• **GIVEN INSTRUCTION**: How many lines in these records hold the string "СОЛАС"? Reply with the number alone.

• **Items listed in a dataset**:
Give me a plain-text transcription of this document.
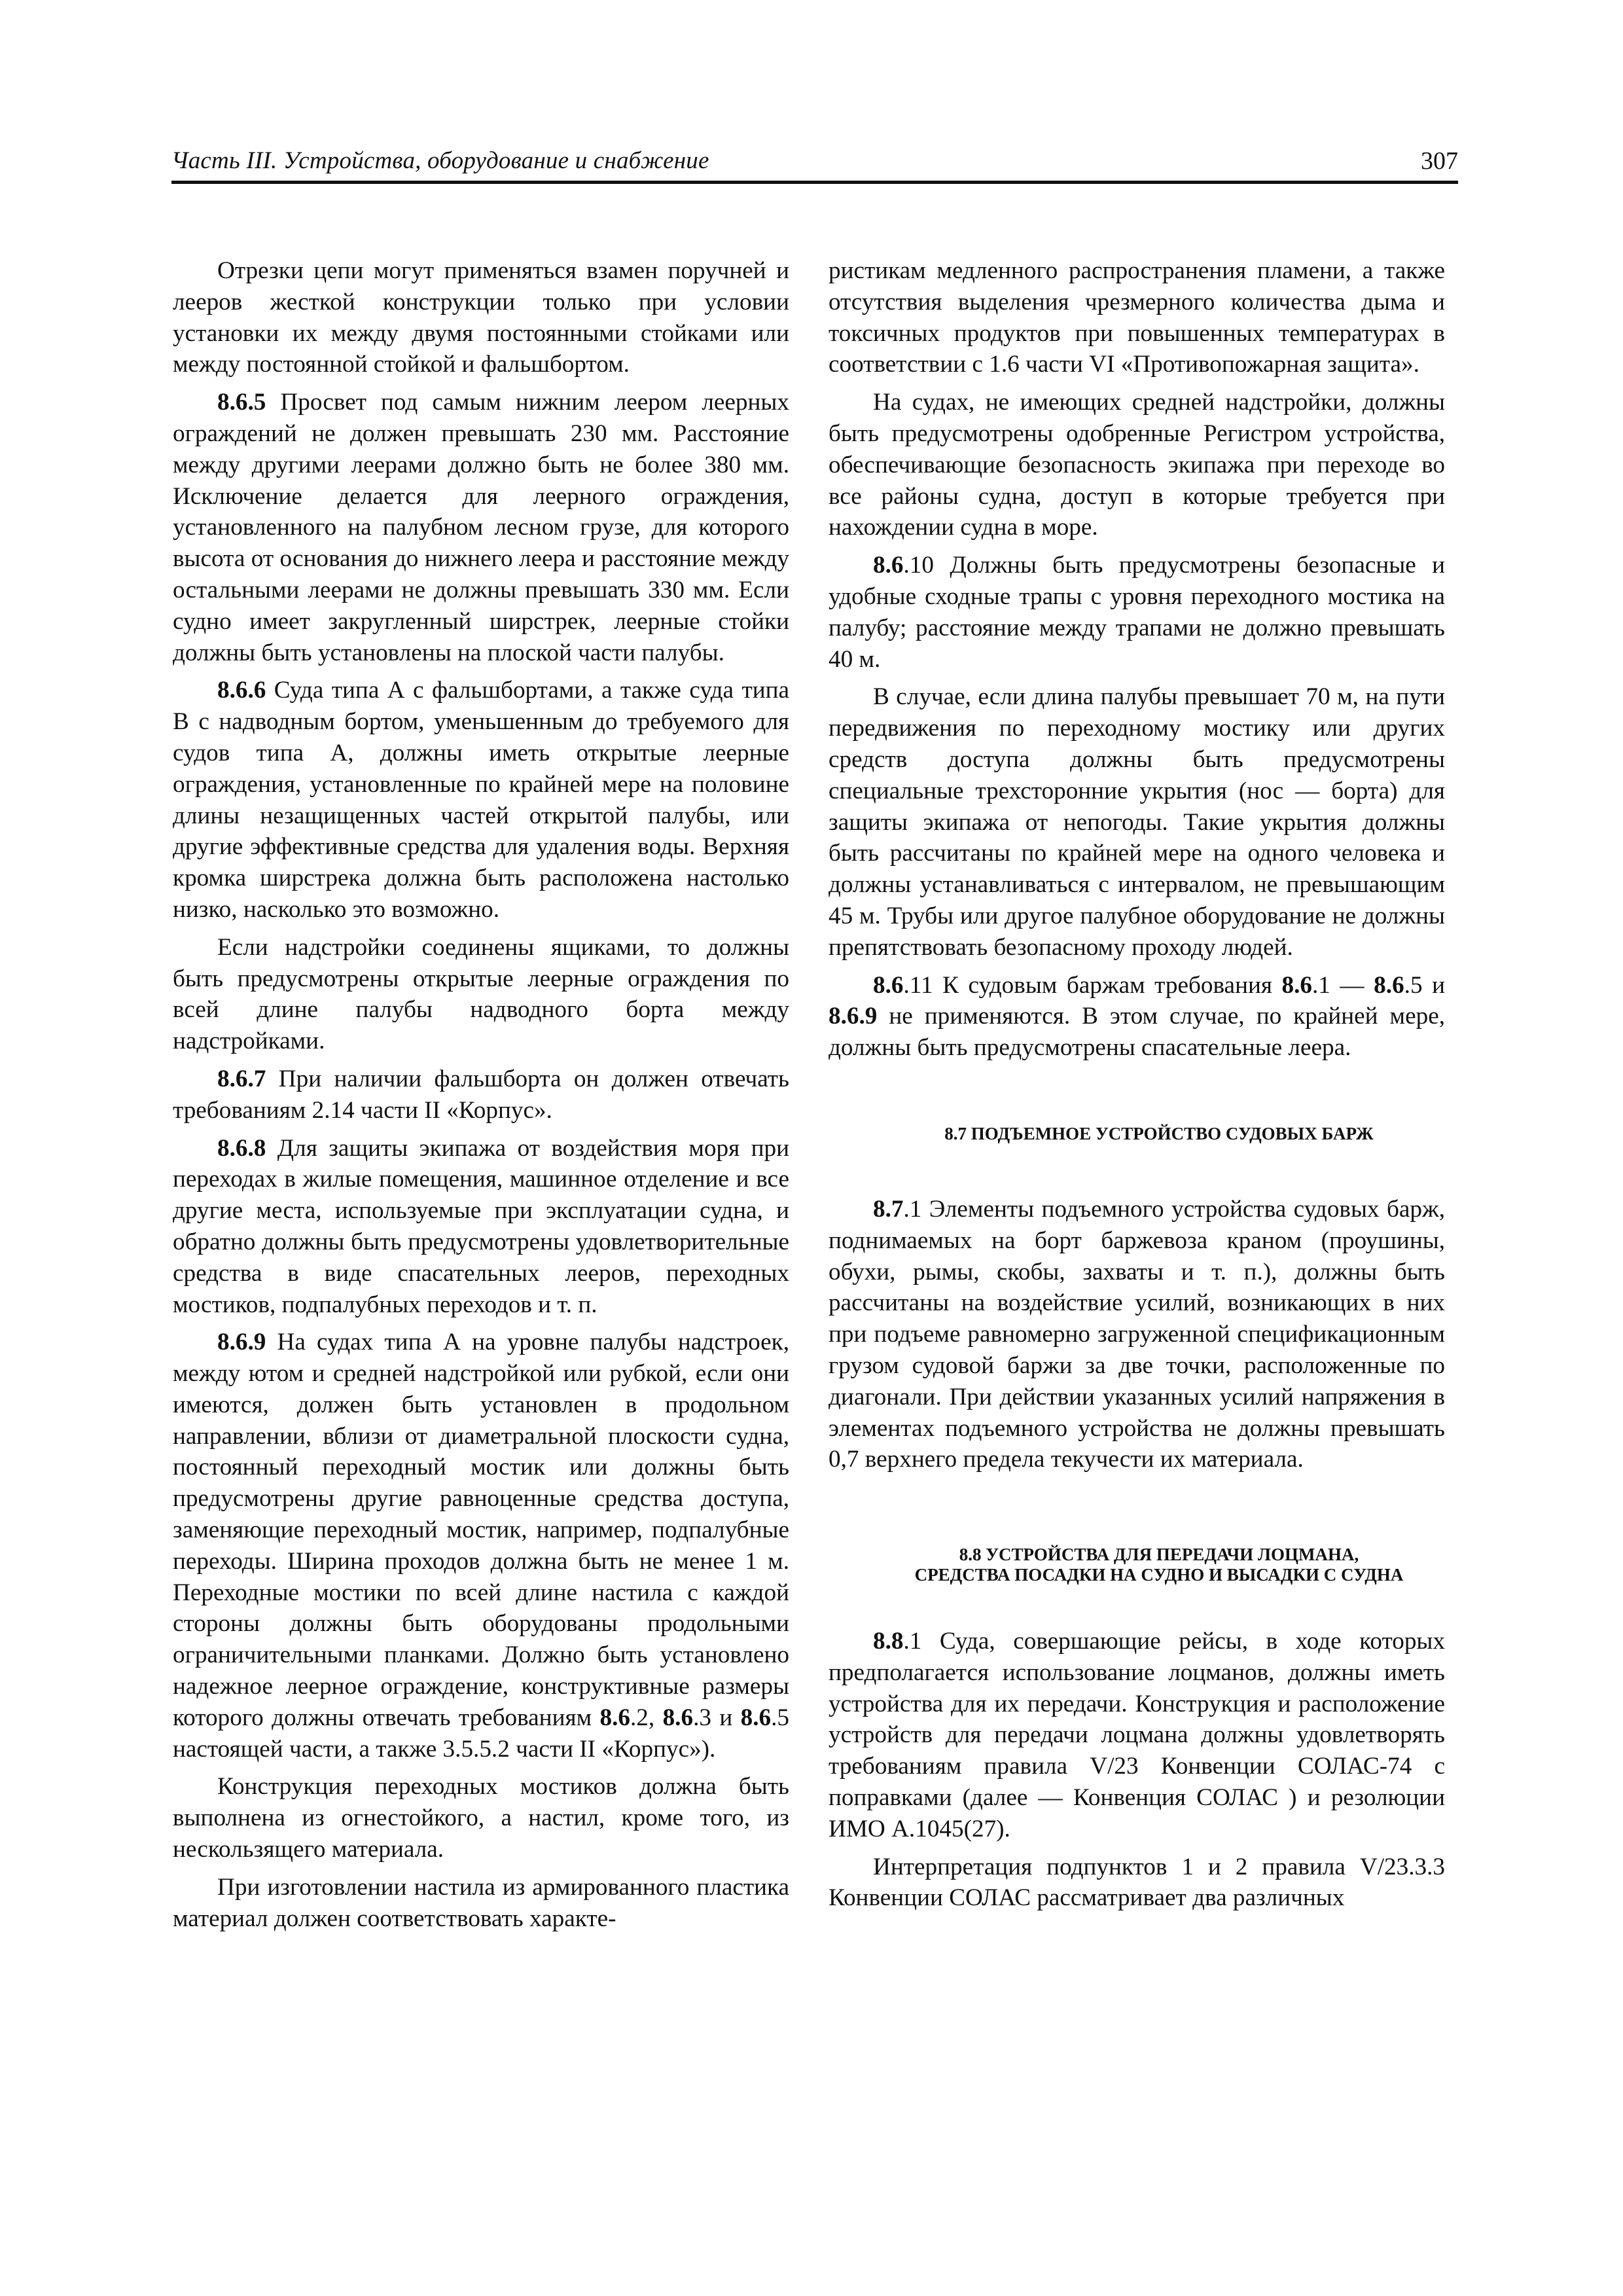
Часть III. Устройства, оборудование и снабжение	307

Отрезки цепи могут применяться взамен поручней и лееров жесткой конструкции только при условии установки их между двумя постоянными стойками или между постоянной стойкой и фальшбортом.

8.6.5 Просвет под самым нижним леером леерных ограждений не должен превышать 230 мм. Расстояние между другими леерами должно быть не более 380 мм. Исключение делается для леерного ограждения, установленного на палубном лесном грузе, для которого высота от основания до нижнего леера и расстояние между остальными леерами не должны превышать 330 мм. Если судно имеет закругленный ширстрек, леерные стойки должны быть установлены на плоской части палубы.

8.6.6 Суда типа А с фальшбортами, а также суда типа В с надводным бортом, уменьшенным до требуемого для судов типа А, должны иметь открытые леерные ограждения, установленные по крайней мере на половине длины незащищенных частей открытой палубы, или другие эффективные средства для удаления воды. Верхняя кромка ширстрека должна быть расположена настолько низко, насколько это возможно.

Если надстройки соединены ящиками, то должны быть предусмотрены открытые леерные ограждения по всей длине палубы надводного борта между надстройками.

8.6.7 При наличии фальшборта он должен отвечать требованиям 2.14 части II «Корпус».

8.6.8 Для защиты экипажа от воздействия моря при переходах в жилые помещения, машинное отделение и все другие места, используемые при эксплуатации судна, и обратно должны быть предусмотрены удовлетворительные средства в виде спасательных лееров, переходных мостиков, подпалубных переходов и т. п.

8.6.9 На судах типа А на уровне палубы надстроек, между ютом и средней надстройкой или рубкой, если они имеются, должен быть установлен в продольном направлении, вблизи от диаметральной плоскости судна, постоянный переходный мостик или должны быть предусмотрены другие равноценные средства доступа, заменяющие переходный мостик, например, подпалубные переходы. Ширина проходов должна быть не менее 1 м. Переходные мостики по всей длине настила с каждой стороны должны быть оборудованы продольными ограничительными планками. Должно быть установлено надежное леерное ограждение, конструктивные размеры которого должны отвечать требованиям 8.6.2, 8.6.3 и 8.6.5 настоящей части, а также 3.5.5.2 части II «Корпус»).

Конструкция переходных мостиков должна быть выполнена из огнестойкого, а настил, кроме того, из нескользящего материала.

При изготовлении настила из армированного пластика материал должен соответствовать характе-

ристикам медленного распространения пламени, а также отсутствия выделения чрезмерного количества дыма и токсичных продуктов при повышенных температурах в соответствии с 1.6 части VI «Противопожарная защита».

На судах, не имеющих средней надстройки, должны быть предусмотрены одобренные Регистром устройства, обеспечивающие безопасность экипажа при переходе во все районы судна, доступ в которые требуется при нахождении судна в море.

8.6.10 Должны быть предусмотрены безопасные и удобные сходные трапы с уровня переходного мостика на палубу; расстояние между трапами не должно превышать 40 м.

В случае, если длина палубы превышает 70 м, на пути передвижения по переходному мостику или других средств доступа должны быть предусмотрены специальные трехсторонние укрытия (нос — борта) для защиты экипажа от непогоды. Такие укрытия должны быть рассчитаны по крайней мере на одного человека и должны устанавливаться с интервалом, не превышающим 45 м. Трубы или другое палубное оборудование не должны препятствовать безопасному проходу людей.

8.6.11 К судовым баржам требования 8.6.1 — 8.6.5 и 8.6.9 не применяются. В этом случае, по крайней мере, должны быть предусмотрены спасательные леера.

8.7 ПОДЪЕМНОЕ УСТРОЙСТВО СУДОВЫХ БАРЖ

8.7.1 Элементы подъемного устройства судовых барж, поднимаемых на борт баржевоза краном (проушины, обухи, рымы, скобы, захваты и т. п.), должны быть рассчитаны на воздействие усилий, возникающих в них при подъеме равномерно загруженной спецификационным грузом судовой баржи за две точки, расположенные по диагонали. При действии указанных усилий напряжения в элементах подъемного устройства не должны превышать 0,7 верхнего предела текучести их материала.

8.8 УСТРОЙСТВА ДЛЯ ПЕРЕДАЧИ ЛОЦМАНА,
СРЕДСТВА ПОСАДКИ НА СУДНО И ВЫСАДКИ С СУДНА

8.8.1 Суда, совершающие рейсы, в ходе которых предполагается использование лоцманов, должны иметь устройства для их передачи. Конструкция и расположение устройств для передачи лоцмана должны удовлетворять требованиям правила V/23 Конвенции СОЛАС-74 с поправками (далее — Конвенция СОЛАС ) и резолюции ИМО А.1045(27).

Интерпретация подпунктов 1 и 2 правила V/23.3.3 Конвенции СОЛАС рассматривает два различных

--

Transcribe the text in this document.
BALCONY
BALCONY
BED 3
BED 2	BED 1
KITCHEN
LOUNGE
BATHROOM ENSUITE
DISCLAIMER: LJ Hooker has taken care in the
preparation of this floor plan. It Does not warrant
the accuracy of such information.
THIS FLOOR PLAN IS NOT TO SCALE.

• **EXERCISE ANSWER**: 2